REQUIRED WORK
Reproduce the records word for word, starting with the first line and stopping after the line that contains "post-body: তিনটা গরু".

RECORDED INFORMATION
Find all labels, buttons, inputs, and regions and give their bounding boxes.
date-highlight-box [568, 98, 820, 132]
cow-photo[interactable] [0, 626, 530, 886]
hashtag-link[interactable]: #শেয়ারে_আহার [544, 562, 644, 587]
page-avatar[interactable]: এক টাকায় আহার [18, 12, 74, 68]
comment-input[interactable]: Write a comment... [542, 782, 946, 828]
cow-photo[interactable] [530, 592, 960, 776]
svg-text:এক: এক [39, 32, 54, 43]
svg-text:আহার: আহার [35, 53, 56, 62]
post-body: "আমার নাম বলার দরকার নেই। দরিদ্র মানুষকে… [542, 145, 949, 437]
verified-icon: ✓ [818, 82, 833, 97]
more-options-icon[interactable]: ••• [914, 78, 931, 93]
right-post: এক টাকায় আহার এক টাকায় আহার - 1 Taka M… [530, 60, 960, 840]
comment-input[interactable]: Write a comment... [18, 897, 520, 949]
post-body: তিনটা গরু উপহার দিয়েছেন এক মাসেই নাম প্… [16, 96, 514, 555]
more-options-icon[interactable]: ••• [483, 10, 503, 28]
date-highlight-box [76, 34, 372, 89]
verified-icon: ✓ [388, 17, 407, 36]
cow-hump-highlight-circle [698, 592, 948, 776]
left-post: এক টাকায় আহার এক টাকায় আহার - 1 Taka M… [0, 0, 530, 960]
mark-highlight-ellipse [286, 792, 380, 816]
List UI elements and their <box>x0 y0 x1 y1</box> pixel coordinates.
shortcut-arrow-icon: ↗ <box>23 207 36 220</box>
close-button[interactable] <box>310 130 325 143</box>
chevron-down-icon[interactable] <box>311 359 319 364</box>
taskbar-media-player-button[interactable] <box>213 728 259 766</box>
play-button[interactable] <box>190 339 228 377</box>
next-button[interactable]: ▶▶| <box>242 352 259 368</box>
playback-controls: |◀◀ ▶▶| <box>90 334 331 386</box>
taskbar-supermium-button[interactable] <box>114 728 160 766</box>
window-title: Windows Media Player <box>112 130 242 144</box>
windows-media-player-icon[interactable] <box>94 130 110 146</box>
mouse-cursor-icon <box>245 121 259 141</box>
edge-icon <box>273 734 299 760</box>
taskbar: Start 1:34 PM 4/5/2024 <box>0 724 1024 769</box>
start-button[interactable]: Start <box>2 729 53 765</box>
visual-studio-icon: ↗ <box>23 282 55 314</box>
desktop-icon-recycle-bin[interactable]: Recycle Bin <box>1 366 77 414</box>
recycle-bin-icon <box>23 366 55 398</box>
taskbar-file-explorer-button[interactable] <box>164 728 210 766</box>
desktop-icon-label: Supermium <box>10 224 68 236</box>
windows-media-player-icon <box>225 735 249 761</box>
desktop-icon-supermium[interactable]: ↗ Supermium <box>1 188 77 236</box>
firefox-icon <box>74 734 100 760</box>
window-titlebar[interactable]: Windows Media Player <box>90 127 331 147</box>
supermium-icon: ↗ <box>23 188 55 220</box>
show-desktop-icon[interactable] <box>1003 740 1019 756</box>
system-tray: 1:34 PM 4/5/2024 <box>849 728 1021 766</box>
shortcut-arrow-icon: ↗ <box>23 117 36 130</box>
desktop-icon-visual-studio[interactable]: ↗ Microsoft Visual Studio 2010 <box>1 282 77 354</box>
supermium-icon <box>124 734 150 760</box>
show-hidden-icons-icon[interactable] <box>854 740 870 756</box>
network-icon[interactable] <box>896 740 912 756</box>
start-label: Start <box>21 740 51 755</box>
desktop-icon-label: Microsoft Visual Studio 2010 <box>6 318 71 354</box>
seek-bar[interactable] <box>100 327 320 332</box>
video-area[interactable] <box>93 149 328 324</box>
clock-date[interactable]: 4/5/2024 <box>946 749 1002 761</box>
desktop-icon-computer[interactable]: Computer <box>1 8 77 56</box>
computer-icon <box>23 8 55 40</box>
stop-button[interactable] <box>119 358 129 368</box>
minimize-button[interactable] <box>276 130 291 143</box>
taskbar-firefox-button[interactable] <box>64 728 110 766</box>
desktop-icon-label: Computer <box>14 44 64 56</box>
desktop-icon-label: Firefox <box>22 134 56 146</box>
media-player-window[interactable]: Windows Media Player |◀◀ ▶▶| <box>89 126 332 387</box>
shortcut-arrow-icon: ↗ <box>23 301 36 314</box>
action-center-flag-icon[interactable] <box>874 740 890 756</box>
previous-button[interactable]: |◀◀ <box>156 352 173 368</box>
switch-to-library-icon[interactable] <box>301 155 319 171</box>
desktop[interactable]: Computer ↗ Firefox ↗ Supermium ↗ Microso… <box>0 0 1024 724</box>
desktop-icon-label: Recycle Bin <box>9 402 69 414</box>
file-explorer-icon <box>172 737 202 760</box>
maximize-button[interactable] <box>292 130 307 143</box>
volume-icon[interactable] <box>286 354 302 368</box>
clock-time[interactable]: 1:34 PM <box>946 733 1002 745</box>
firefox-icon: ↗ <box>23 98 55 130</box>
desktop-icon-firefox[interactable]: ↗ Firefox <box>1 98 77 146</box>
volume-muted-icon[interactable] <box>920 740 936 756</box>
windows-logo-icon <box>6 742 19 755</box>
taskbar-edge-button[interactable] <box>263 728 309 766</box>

FULL SOLUTION
Find all labels, buttons, inputs, and regions and give their bounding boxes.
date-highlight-box [568, 98, 820, 132]
cow-photo[interactable] [0, 626, 530, 886]
hashtag-link[interactable]: #শেয়ারে_আহার [544, 562, 644, 587]
page-avatar[interactable]: এক টাকায় আহার [18, 12, 74, 68]
comment-input[interactable]: Write a comment... [542, 782, 946, 828]
cow-photo[interactable] [530, 592, 960, 776]
svg-text:এক: এক [39, 32, 54, 43]
svg-text:আহার: আহার [35, 53, 56, 62]
post-body: "আমার নাম বলার দরকার নেই। দরিদ্র মানুষকে… [542, 145, 949, 437]
verified-icon: ✓ [818, 82, 833, 97]
more-options-icon[interactable]: ••• [914, 78, 931, 93]
right-post: এক টাকায় আহার এক টাকায় আহার - 1 Taka M… [530, 60, 960, 840]
comment-input[interactable]: Write a comment... [18, 897, 520, 949]
post-body: তিনটা গরু উপহার দিয়েছেন এক মাসেই নাম প্… [16, 96, 514, 555]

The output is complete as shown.